*Exercise*
Say how many lines include "screenshot", with no words around the number.

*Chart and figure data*
>> BEGIN
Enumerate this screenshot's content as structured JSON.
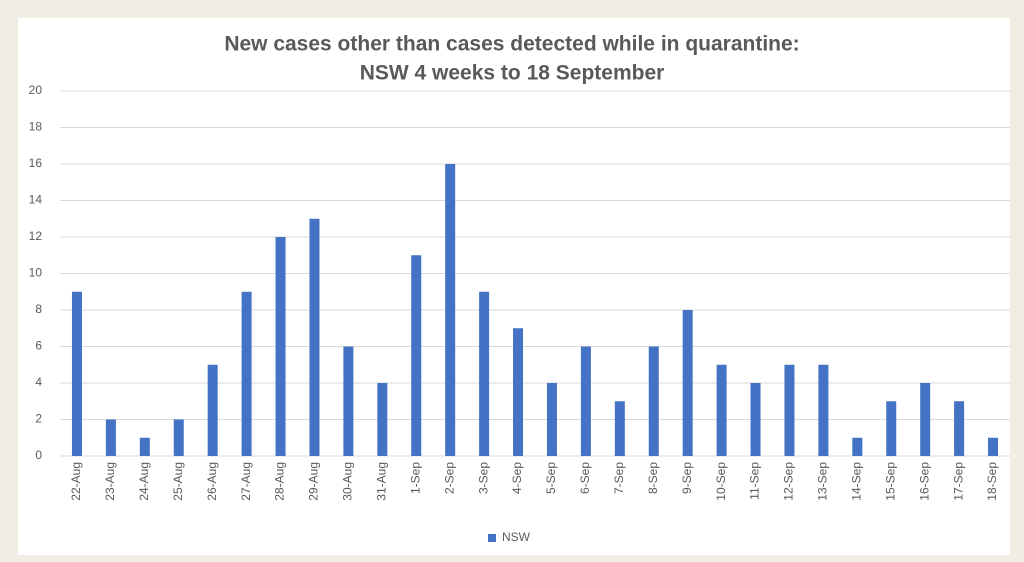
{
  "chart_data": {
    "type": "bar",
    "title": [
      "New cases other than cases detected while in quarantine:",
      "NSW  4 weeks to 18 September"
    ],
    "categories": [
      "22-Aug",
      "23-Aug",
      "24-Aug",
      "25-Aug",
      "26-Aug",
      "27-Aug",
      "28-Aug",
      "29-Aug",
      "30-Aug",
      "31-Aug",
      "1-Sep",
      "2-Sep",
      "3-Sep",
      "4-Sep",
      "5-Sep",
      "6-Sep",
      "7-Sep",
      "8-Sep",
      "9-Sep",
      "10-Sep",
      "11-Sep",
      "12-Sep",
      "13-Sep",
      "14-Sep",
      "15-Sep",
      "16-Sep",
      "17-Sep",
      "18-Sep"
    ],
    "series": [
      {
        "name": "NSW",
        "color": "#4472c4",
        "values": [
          9,
          2,
          1,
          2,
          5,
          9,
          12,
          13,
          6,
          4,
          11,
          16,
          9,
          7,
          4,
          6,
          3,
          6,
          8,
          5,
          4,
          5,
          5,
          1,
          3,
          4,
          3,
          1
        ]
      }
    ],
    "ylim": [
      0,
      20
    ],
    "yticks": [
      0,
      2,
      4,
      6,
      8,
      10,
      12,
      14,
      16,
      18,
      20
    ],
    "grid": true,
    "legend": "bottom"
  }
}
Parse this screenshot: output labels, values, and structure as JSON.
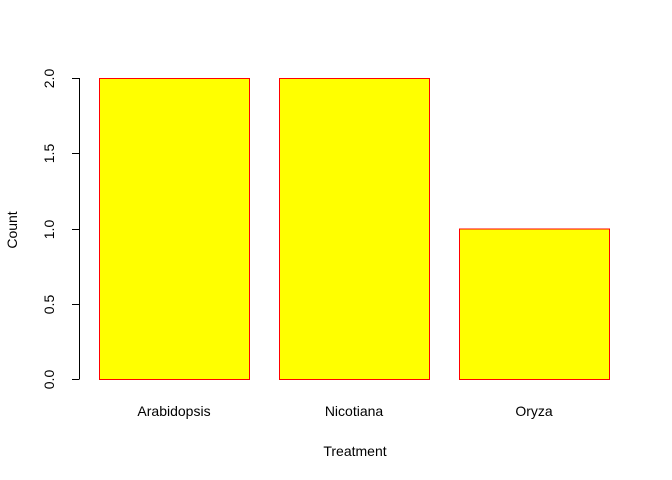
{
  "chart_data": {
    "type": "bar",
    "categories": [
      "Arabidopsis",
      "Nicotiana",
      "Oryza"
    ],
    "values": [
      2,
      2,
      1
    ],
    "title": "",
    "xlabel": "Treatment",
    "ylabel": "Count",
    "ylim": [
      0,
      2
    ],
    "yticks": [
      "0.0",
      "0.5",
      "1.0",
      "1.5",
      "2.0"
    ],
    "grid": false,
    "legend": "none",
    "colors": {
      "bar_fill": "#ffff00",
      "bar_border": "#ff0000",
      "axis": "#000000"
    }
  }
}
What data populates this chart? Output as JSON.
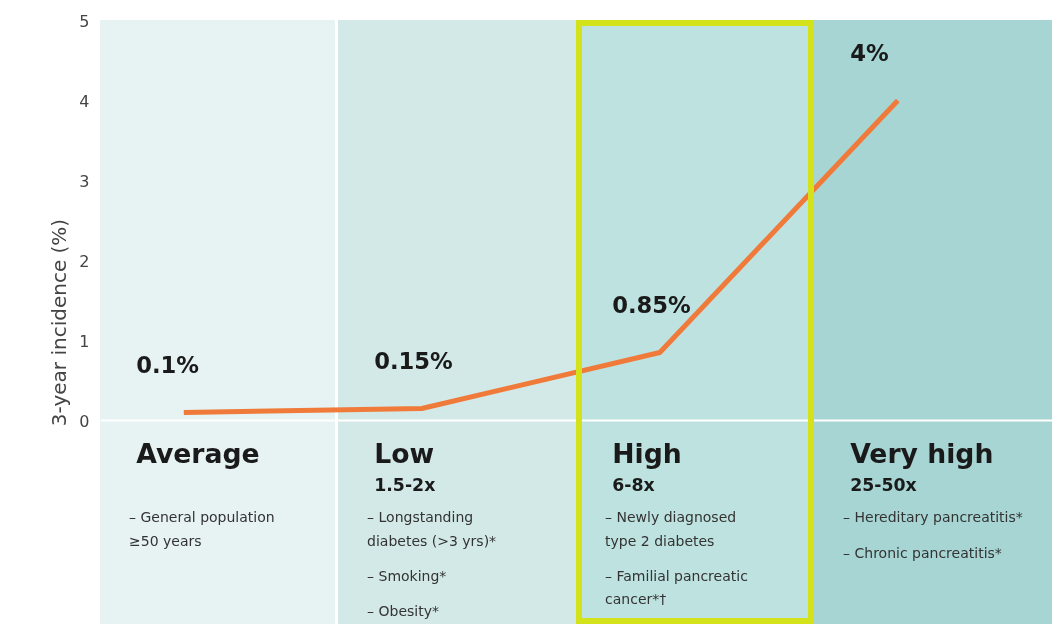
{
  "chart_data": {
    "type": "line",
    "ylabel": "3-year incidence (%)",
    "categories": [
      "Average",
      "Low\n1.5-2x",
      "High\n6-8x",
      "Very high\n25-50x"
    ],
    "values": [
      0.1,
      0.15,
      0.85,
      4
    ],
    "value_labels": [
      "0.1%",
      "0.15%",
      "0.85%",
      "4%"
    ],
    "color": "#f07a3a",
    "marker": "none",
    "line_style": "solid",
    "grid": false,
    "ylim": [
      0,
      5
    ],
    "yticks": [
      0,
      1,
      2,
      3,
      4,
      5
    ],
    "annotations": [
      "– General population\n   ≥50 years",
      "– Longstanding\n   diabetes (>3 yrs)*\n\n– Smoking*\n\n– Obesity*",
      "– Newly diagnosed\n   type 2 diabetes\n\n– Familial pancreatic\n   cancer*†",
      "– Hereditary pancreatitis*\n\n– Chronic pancreatitis*"
    ]
  }
}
>> END
*Written reply*
2